YOUR GOAL: Below is a listing. Gather each line of it that contains "houses".

SOURCE MATERIAL:
..........
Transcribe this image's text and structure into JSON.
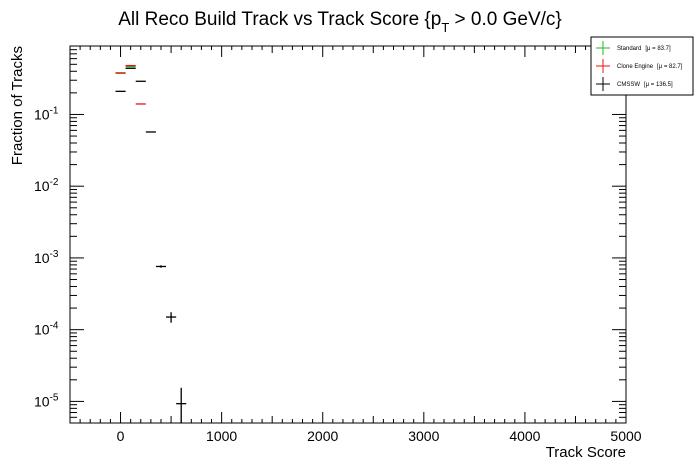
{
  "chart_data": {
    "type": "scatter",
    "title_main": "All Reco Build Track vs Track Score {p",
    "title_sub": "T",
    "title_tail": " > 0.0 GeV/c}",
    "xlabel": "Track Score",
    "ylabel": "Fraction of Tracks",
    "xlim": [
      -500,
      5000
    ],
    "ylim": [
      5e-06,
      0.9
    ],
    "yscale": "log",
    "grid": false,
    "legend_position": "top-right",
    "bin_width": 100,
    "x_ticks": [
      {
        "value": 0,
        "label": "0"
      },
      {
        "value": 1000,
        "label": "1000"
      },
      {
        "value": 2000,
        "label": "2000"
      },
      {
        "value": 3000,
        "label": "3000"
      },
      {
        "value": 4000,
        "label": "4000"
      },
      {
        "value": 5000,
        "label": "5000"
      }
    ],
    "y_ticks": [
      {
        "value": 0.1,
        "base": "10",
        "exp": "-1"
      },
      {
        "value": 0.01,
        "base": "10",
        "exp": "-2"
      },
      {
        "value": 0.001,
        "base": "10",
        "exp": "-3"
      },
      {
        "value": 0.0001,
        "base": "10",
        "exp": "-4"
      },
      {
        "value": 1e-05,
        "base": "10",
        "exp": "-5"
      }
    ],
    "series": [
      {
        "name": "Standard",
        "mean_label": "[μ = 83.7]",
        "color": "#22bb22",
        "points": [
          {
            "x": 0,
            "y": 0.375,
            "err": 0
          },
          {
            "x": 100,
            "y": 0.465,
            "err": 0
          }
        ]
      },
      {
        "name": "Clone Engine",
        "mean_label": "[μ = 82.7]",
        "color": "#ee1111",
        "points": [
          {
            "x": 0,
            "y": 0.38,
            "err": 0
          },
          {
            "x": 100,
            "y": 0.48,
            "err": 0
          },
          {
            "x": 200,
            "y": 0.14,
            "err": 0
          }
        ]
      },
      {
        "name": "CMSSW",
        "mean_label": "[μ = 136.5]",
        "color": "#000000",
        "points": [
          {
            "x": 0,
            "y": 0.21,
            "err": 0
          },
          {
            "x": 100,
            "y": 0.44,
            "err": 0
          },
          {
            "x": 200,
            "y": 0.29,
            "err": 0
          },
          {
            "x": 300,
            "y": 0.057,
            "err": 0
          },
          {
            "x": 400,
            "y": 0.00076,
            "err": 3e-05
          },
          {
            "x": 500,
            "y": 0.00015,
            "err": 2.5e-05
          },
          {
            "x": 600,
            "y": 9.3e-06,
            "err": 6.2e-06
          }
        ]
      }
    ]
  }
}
..........
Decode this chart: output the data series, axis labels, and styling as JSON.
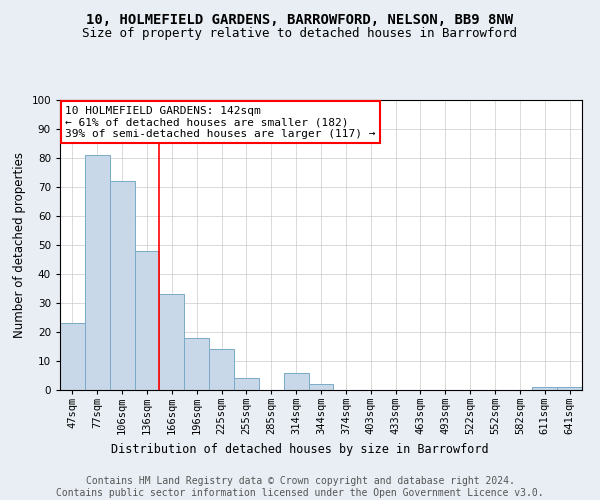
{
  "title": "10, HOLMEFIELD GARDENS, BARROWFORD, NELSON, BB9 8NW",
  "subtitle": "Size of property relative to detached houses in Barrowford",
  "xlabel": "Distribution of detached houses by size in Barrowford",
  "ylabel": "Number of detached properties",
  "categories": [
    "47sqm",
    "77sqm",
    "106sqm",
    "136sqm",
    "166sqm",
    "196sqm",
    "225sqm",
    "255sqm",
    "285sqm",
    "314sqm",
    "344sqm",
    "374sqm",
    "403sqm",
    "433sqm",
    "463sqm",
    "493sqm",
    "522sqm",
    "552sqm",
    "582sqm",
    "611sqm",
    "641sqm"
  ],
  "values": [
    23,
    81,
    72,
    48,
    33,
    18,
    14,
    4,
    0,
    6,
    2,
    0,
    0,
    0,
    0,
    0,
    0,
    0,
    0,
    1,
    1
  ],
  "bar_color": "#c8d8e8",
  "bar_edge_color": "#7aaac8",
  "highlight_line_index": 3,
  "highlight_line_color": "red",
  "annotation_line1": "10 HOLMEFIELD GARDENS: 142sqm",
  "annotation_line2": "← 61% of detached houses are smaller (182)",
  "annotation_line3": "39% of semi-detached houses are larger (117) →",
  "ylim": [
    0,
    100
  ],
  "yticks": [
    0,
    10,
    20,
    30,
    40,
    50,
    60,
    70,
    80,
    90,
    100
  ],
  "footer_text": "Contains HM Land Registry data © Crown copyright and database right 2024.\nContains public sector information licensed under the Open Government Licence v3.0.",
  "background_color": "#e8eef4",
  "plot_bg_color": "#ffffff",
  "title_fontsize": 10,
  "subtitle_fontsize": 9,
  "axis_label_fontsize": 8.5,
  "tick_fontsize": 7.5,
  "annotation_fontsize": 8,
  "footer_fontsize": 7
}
..........
WRITTEN ANSWER:
  "subtitle": "Size of property relative to detached houses in Barrowford",
  "xlabel": "Distribution of detached houses by size in Barrowford",
  "annotation_line2": "← 61% of detached houses are smaller (182)",
  "annotation_line3": "39% of semi-detached houses are larger (117) →",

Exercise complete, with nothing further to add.